## WHAT THE TASK REQUIRES
Leaving the pictures aside, transcribe every line below exactly.

## Figure dataset records
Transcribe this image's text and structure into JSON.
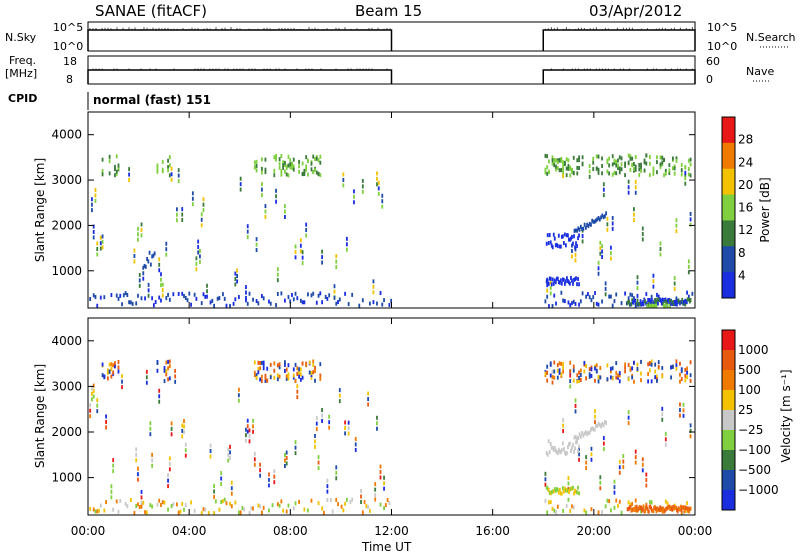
{
  "header": {
    "title": "SANAE (fitACF)",
    "beam": "Beam 15",
    "date": "03/Apr/2012"
  },
  "info_panels": {
    "nsky_label": "N.Sky",
    "nsky_ticks": [
      "10^5",
      "10^0"
    ],
    "nsearch_label": "N.Search",
    "nsearch_ticks": [
      "10^5",
      "10^0"
    ],
    "freq_label_1": "Freq.",
    "freq_label_2": "[MHz]",
    "freq_ticks": [
      "18",
      "8"
    ],
    "nave_label": "Nave",
    "nave_ticks": [
      "60",
      "0"
    ],
    "cpid_label": "CPID",
    "cpid_text": "normal (fast) 151"
  },
  "chart_data": [
    {
      "type": "heatmap",
      "name": "power",
      "ylabel": "Slant Range [km]",
      "xlabel": "",
      "ylim": [
        180,
        4500
      ],
      "yticks": [
        "4000",
        "3000",
        "2000",
        "1000"
      ],
      "colorbar_label": "Power [dB]",
      "colorbar_ticks": [
        "28",
        "24",
        "20",
        "16",
        "12",
        "8",
        "4"
      ],
      "colors": [
        "#1a2ee0",
        "#1e4aa8",
        "#3a7a3a",
        "#7fcf3f",
        "#f2c200",
        "#f07a00",
        "#e81818"
      ],
      "data_windows_hours": [
        [
          0,
          12
        ],
        [
          18,
          24
        ]
      ]
    },
    {
      "type": "heatmap",
      "name": "velocity",
      "ylabel": "Slant Range [km]",
      "xlabel": "Time UT",
      "ylim": [
        180,
        4500
      ],
      "yticks": [
        "4000",
        "3000",
        "2000",
        "1000"
      ],
      "colorbar_label": "Velocity [m s⁻¹]",
      "colorbar_ticks": [
        "1000",
        "500",
        "100",
        "25",
        "−25",
        "−100",
        "−500",
        "−1000"
      ],
      "colors": [
        "#1a2ee0",
        "#1e4aa8",
        "#3a7a3a",
        "#7fcf3f",
        "#c8c8c8",
        "#f2c200",
        "#f07a00",
        "#e85a10",
        "#e81818"
      ],
      "xticks": [
        "00:00",
        "04:00",
        "08:00",
        "12:00",
        "16:00",
        "20:00",
        "00:00"
      ],
      "data_windows_hours": [
        [
          0,
          12
        ],
        [
          18,
          24
        ]
      ]
    }
  ]
}
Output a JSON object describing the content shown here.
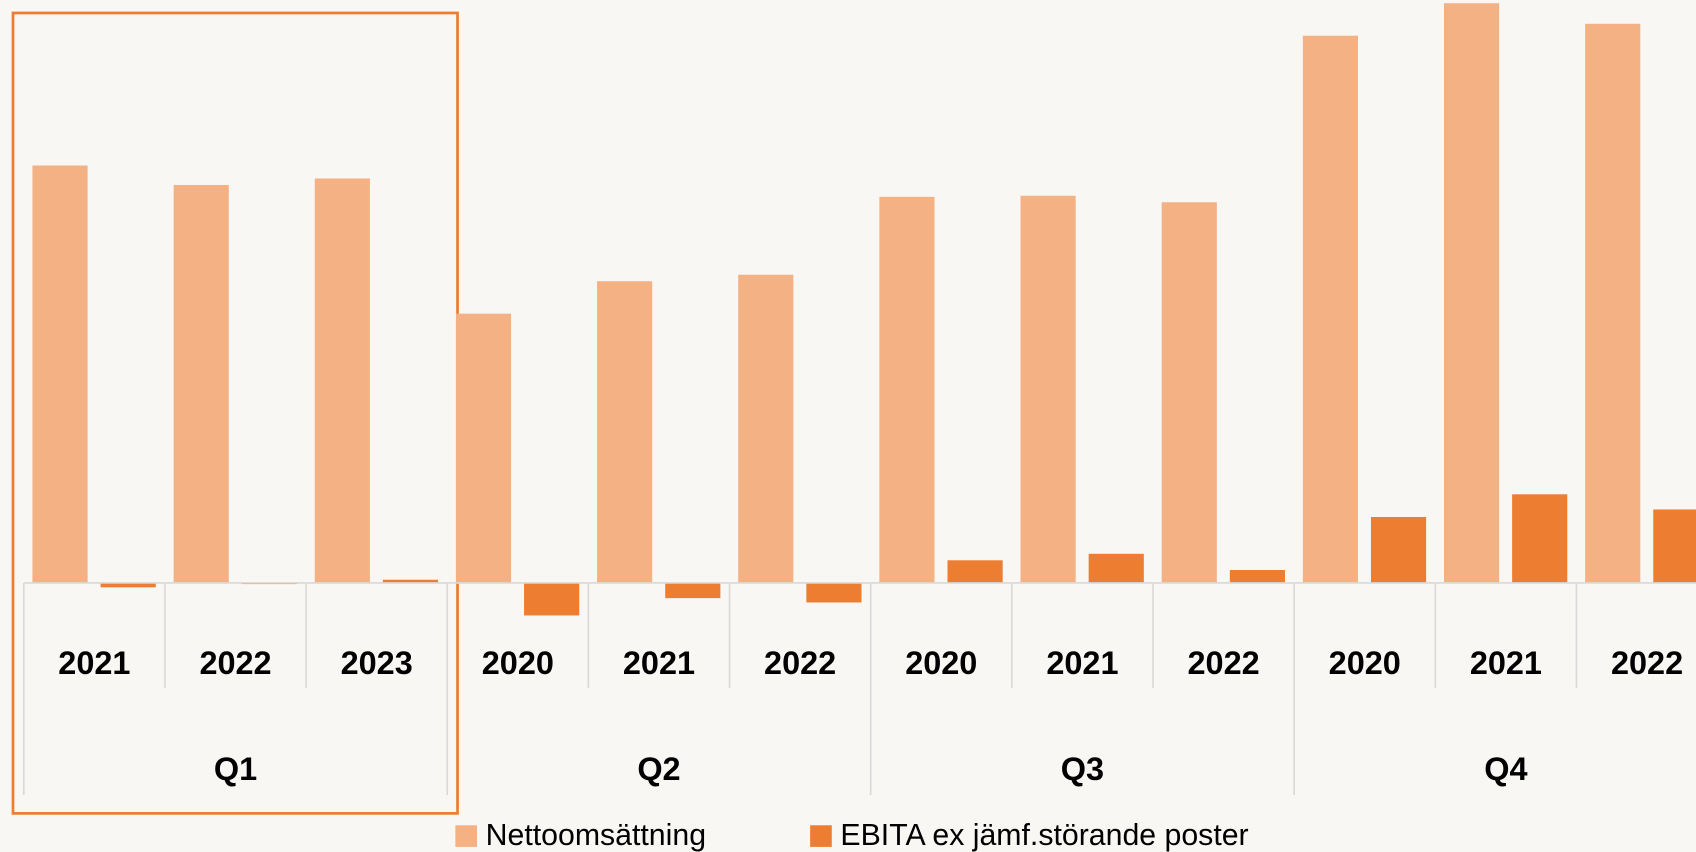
{
  "chart_data": {
    "type": "bar",
    "groups": [
      {
        "name": "Q1",
        "categories": [
          "2021",
          "2022",
          "2023"
        ]
      },
      {
        "name": "Q2",
        "categories": [
          "2020",
          "2021",
          "2022"
        ]
      },
      {
        "name": "Q3",
        "categories": [
          "2020",
          "2021",
          "2022"
        ]
      },
      {
        "name": "Q4",
        "categories": [
          "2020",
          "2021",
          "2022"
        ]
      }
    ],
    "series": [
      {
        "name": "Nettoomsättning",
        "color": "#f4b183",
        "values": [
          386,
          368,
          374,
          249,
          279,
          285,
          357,
          358,
          352,
          506,
          536,
          517
        ]
      },
      {
        "name": "EBITA ex jämf.störande poster",
        "color": "#ed7d31",
        "values": [
          -4,
          -1,
          3,
          -30,
          -14,
          -18,
          21,
          27,
          12,
          61,
          82,
          68
        ]
      }
    ],
    "ylim": [
      -40,
      539
    ]
  }
}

## ANSWER TO THIS EXERCISE
Transcribe this image's text and structure into JSON.
{
  "header": {
    "title": "SANAE (fitACF)",
    "beam": "Beam 15",
    "date": "03/Apr/2012"
  },
  "info_panels": {
    "nsky_label": "N.Sky",
    "nsky_ticks": [
      "10^5",
      "10^0"
    ],
    "nsearch_label": "N.Search",
    "nsearch_ticks": [
      "10^5",
      "10^0"
    ],
    "freq_label_1": "Freq.",
    "freq_label_2": "[MHz]",
    "freq_ticks": [
      "18",
      "8"
    ],
    "nave_label": "Nave",
    "nave_ticks": [
      "60",
      "0"
    ],
    "cpid_label": "CPID",
    "cpid_text": "normal (fast) 151"
  },
  "chart_data": [
    {
      "type": "heatmap",
      "name": "power",
      "ylabel": "Slant Range [km]",
      "xlabel": "",
      "ylim": [
        180,
        4500
      ],
      "yticks": [
        "4000",
        "3000",
        "2000",
        "1000"
      ],
      "colorbar_label": "Power [dB]",
      "colorbar_ticks": [
        "28",
        "24",
        "20",
        "16",
        "12",
        "8",
        "4"
      ],
      "colors": [
        "#1a2ee0",
        "#1e4aa8",
        "#3a7a3a",
        "#7fcf3f",
        "#f2c200",
        "#f07a00",
        "#e81818"
      ],
      "data_windows_hours": [
        [
          0,
          12
        ],
        [
          18,
          24
        ]
      ]
    },
    {
      "type": "heatmap",
      "name": "velocity",
      "ylabel": "Slant Range [km]",
      "xlabel": "Time UT",
      "ylim": [
        180,
        4500
      ],
      "yticks": [
        "4000",
        "3000",
        "2000",
        "1000"
      ],
      "colorbar_label": "Velocity [m s⁻¹]",
      "colorbar_ticks": [
        "1000",
        "500",
        "100",
        "25",
        "−25",
        "−100",
        "−500",
        "−1000"
      ],
      "colors": [
        "#1a2ee0",
        "#1e4aa8",
        "#3a7a3a",
        "#7fcf3f",
        "#c8c8c8",
        "#f2c200",
        "#f07a00",
        "#e85a10",
        "#e81818"
      ],
      "xticks": [
        "00:00",
        "04:00",
        "08:00",
        "12:00",
        "16:00",
        "20:00",
        "00:00"
      ],
      "data_windows_hours": [
        [
          0,
          12
        ],
        [
          18,
          24
        ]
      ]
    }
  ]
}
Output a JSON object describing the content shown here.
{
  "chart_data": {
    "type": "bar",
    "groups": [
      {
        "name": "Q1",
        "categories": [
          "2021",
          "2022",
          "2023"
        ]
      },
      {
        "name": "Q2",
        "categories": [
          "2020",
          "2021",
          "2022"
        ]
      },
      {
        "name": "Q3",
        "categories": [
          "2020",
          "2021",
          "2022"
        ]
      },
      {
        "name": "Q4",
        "categories": [
          "2020",
          "2021",
          "2022"
        ]
      }
    ],
    "series": [
      {
        "name": "Nettoomsättning",
        "color": "#f4b183",
        "values": [
          386,
          368,
          374,
          249,
          279,
          285,
          357,
          358,
          352,
          506,
          536,
          517
        ]
      },
      {
        "name": "EBITA ex jämf.störande poster",
        "color": "#ed7d31",
        "values": [
          -4,
          -1,
          3,
          -30,
          -14,
          -18,
          21,
          27,
          12,
          61,
          82,
          68
        ]
      }
    ],
    "ylim": [
      -40,
      539
    ]
  }
}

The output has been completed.